**TASK GOAL:** Quote, without change, all of the lines that follow.
**** RECORD EXCERPTS
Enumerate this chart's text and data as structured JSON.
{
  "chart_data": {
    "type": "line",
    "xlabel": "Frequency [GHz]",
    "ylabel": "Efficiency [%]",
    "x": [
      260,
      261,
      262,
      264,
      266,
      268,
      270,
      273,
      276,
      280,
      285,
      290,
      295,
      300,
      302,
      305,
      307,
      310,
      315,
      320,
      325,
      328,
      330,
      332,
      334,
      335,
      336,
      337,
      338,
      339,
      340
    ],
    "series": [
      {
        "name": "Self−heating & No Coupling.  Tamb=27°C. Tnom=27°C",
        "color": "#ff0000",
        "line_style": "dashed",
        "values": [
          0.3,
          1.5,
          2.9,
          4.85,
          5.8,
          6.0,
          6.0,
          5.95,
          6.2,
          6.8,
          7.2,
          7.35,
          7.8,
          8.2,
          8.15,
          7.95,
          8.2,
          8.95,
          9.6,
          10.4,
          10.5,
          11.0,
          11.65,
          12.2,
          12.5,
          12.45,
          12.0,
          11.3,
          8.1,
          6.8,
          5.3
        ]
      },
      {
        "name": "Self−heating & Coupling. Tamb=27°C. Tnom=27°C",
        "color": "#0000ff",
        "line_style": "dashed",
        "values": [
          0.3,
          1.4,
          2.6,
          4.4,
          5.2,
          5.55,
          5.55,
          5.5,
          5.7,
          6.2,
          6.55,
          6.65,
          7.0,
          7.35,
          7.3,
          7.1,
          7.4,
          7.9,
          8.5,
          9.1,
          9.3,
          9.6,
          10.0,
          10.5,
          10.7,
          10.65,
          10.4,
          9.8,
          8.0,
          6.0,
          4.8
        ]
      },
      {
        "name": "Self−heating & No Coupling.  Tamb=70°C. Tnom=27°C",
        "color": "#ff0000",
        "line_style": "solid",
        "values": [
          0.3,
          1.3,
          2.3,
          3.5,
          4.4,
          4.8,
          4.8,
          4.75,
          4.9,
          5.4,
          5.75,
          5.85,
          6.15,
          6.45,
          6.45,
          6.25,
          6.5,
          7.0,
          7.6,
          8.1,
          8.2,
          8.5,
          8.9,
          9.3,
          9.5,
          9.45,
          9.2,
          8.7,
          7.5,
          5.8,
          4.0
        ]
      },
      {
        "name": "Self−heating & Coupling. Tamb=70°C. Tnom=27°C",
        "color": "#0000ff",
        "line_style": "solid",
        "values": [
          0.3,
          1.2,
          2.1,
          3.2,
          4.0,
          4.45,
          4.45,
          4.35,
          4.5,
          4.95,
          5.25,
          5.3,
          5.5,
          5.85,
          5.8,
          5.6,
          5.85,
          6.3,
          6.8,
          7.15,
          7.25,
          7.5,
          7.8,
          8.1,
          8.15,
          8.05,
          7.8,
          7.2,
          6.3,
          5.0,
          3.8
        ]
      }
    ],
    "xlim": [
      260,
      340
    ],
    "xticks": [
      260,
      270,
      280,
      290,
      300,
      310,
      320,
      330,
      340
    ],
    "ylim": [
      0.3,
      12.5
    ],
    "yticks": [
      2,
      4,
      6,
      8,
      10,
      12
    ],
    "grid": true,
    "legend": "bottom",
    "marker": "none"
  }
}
********
**FINISHED TASK:**
Enumerate this chart's text and data as structured JSON.
{
  "chart_data": {
    "type": "line",
    "xlabel": "Frequency [GHz]",
    "ylabel": "Efficiency [%]",
    "x": [
      260,
      261,
      262,
      264,
      266,
      268,
      270,
      273,
      276,
      280,
      285,
      290,
      295,
      300,
      302,
      305,
      307,
      310,
      315,
      320,
      325,
      328,
      330,
      332,
      334,
      335,
      336,
      337,
      338,
      339,
      340
    ],
    "series": [
      {
        "name": "Self−heating & No Coupling.  Tamb=27°C. Tnom=27°C",
        "color": "#ff0000",
        "line_style": "dashed",
        "values": [
          0.3,
          1.5,
          2.9,
          4.85,
          5.8,
          6.0,
          6.0,
          5.95,
          6.2,
          6.8,
          7.2,
          7.35,
          7.8,
          8.2,
          8.15,
          7.95,
          8.2,
          8.95,
          9.6,
          10.4,
          10.5,
          11.0,
          11.65,
          12.2,
          12.5,
          12.45,
          12.0,
          11.3,
          8.1,
          6.8,
          5.3
        ]
      },
      {
        "name": "Self−heating & Coupling. Tamb=27°C. Tnom=27°C",
        "color": "#0000ff",
        "line_style": "dashed",
        "values": [
          0.3,
          1.4,
          2.6,
          4.4,
          5.2,
          5.55,
          5.55,
          5.5,
          5.7,
          6.2,
          6.55,
          6.65,
          7.0,
          7.35,
          7.3,
          7.1,
          7.4,
          7.9,
          8.5,
          9.1,
          9.3,
          9.6,
          10.0,
          10.5,
          10.7,
          10.65,
          10.4,
          9.8,
          8.0,
          6.0,
          4.8
        ]
      },
      {
        "name": "Self−heating & No Coupling.  Tamb=70°C. Tnom=27°C",
        "color": "#ff0000",
        "line_style": "solid",
        "values": [
          0.3,
          1.3,
          2.3,
          3.5,
          4.4,
          4.8,
          4.8,
          4.75,
          4.9,
          5.4,
          5.75,
          5.85,
          6.15,
          6.45,
          6.45,
          6.25,
          6.5,
          7.0,
          7.6,
          8.1,
          8.2,
          8.5,
          8.9,
          9.3,
          9.5,
          9.45,
          9.2,
          8.7,
          7.5,
          5.8,
          4.0
        ]
      },
      {
        "name": "Self−heating & Coupling. Tamb=70°C. Tnom=27°C",
        "color": "#0000ff",
        "line_style": "solid",
        "values": [
          0.3,
          1.2,
          2.1,
          3.2,
          4.0,
          4.45,
          4.45,
          4.35,
          4.5,
          4.95,
          5.25,
          5.3,
          5.5,
          5.85,
          5.8,
          5.6,
          5.85,
          6.3,
          6.8,
          7.15,
          7.25,
          7.5,
          7.8,
          8.1,
          8.15,
          8.05,
          7.8,
          7.2,
          6.3,
          5.0,
          3.8
        ]
      }
    ],
    "xlim": [
      260,
      340
    ],
    "xticks": [
      260,
      270,
      280,
      290,
      300,
      310,
      320,
      330,
      340
    ],
    "ylim": [
      0.3,
      12.5
    ],
    "yticks": [
      2,
      4,
      6,
      8,
      10,
      12
    ],
    "grid": true,
    "legend": "bottom",
    "marker": "none"
  }
}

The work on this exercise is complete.